▶ _Extract provided_

• • • •

US20070259126A1

US20070259126A1 - Method for the Production of Thin Dense Ceramic Layers

Info

Publication number: US20070259126A1
Application number: US11/662,787
Authority: US
Inventors: Robert Vassen; Dag Hathiramani; Deltev Stover
Original assignee: Forschungszentrum Juelich GmbH
Current assignee: Forschungszentrum Juelich GmbH
Priority date: 2004-09-13
Filing date: 2005-08-04
Publication date: 2007-11-08
Also published as: JP4738414B2; EP1789600A1; EP1789600B1; DE102004044597B3; JP2008512566A; WO2006029587A1; ES2387891T3

Abstract

The invention relates to a method for the production of a thin dense ceramic layer on a substrate by means of atmospheric plasma spraying, whereby the following steps are carried out: a) the substrate is pre-heated to a temperature corresponding to at least a quarter of the melting point of the ceramic for application in Kelvin, b) a ceramic powder or a ceramic powder mixture with d₅₀-values of less than 50 gm is used as spray adjunct, c) particle speeds at incidence on the substrate of more than 200 m/s are set, d) particle temperatures are set such that on incidence on the substrate surface the particles have a temperature at least 5% above the melting point of the ceramic for application in Kelvin, e) the amount of the spray adjunct and passage speed of the plasma burner are set such that on a single pass of the substrate a layer thickness of less than 100 ?m is achieved, f) a thin and also gas-tight layer is generated on the substrate with a single pass of the substrate which has a leakage rate of less than 10⁻¹mbar L/(cm²s).

Description

The invention relates to a method for producing ceramic layers, in particular ceramic layers with a thickness less than 100 μm and of gas-tight design.

PRIOR ART

Spraying techniques, in particular atmospheric plasma spraying, have proven to be very suitable for producing thin layers on a substrate.

• • • •

▶ _Set task A_
Arrange the lines of the entries, starting at the line that contains "354, 635, 364]" and ending at the line that contains "354, 939, 364]", as a numbered list with blank lines left out.

• • • •

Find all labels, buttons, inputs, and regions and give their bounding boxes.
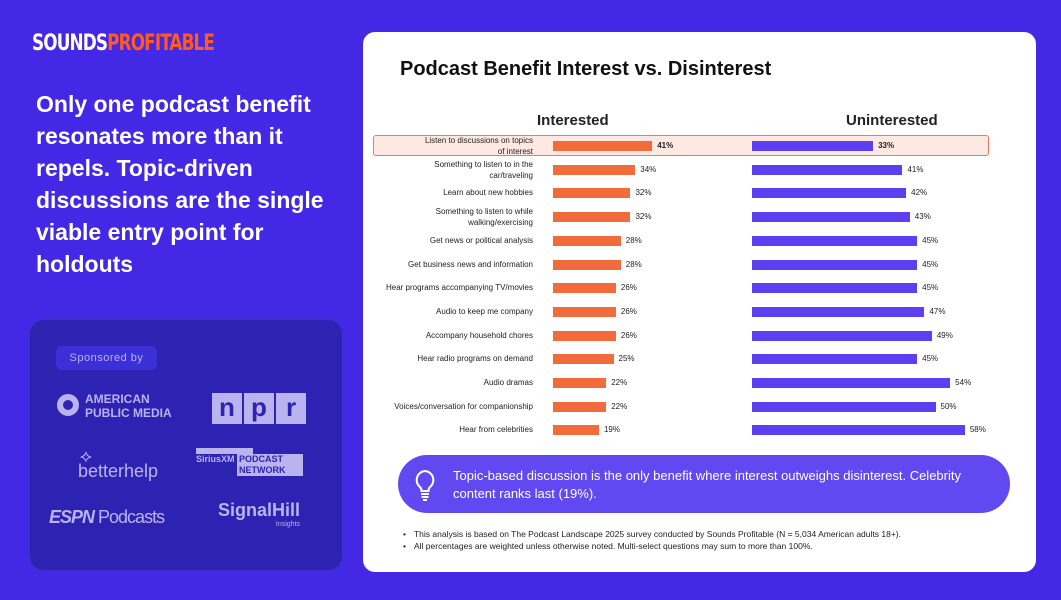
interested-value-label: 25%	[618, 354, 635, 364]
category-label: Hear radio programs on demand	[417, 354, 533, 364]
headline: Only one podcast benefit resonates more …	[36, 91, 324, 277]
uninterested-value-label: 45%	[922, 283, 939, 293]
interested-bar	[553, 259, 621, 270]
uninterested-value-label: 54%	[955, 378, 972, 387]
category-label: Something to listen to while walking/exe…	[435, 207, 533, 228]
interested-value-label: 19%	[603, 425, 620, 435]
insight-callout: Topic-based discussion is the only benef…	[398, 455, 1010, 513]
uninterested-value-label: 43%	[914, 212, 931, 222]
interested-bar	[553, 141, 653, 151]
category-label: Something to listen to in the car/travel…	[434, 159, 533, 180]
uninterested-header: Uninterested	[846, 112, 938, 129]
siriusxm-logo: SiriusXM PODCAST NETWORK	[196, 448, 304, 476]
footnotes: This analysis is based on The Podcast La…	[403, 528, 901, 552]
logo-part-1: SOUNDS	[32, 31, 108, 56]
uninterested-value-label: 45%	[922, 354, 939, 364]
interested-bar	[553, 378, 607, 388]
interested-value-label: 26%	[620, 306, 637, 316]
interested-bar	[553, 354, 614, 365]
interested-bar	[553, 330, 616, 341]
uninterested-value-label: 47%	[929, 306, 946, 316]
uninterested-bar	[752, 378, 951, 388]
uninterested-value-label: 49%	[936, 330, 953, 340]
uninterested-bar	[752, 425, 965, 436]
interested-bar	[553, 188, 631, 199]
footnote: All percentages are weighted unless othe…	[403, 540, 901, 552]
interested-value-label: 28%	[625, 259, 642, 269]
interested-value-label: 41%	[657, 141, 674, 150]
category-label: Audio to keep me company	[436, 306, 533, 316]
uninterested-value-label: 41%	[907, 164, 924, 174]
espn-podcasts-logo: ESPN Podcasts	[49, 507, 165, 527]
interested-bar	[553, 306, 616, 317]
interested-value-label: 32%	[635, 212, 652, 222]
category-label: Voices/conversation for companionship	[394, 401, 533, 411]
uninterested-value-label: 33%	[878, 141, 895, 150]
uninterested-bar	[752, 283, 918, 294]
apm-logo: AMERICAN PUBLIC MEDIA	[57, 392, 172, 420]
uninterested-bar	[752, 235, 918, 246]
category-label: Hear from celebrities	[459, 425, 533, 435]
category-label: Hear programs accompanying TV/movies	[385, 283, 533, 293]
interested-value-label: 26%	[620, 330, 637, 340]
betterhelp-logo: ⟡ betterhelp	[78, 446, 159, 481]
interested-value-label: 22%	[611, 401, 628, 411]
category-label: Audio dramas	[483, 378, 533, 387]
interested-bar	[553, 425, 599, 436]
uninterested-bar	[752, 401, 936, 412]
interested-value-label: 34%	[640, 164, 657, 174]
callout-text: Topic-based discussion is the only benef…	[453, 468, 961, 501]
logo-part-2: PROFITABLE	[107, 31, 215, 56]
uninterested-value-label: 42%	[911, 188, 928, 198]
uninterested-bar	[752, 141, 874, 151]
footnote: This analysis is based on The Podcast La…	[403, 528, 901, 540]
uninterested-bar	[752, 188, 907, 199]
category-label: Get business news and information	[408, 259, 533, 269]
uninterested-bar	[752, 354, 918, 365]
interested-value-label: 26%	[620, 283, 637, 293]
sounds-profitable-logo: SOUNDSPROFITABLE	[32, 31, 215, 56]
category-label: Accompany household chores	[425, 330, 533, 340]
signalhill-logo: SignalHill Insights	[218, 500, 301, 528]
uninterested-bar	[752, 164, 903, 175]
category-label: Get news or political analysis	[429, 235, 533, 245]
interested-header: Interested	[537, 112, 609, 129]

• • • •

▶ _Set task B_
According to the patent page, what is the filing date?

▶ _Written reply A_
1. interested-value-label: 25%	[618, 354, 635, 364]
2. category-label: Hear radio programs on demand	[417, 354, 533, 364]
3. headline: Only one podcast benefit resonates more …	[36, 91, 324, 277]
4. uninterested-value-label: 45%	[922, 283, 939, 293]
5. interested-bar	[553, 259, 621, 270]
6. uninterested-value-label: 54%	[955, 378, 972, 387]
7. category-label: Something to listen to while walking/exe…	[435, 207, 533, 228]
8. interested-value-label: 19%	[603, 425, 620, 435]
9. insight-callout: Topic-based discussion is the only benef…	[398, 455, 1010, 513]
10. uninterested-value-label: 43%	[914, 212, 931, 222]
11. interested-bar	[553, 141, 653, 151]
12. category-label: Something to listen to in the car/travel…	[434, 159, 533, 180]
13. uninterested-header: Uninterested	[846, 112, 938, 129]
14. siriusxm-logo: SiriusXM PODCAST NETWORK	[196, 448, 304, 476]
15. footnotes: This analysis is based on The Podcast La…	[403, 528, 901, 552]
16. logo-part-1: SOUNDS	[32, 31, 108, 56]
17. uninterested-value-label: 45%	[922, 354, 939, 364]

▶ _Written reply B_
2005-08-04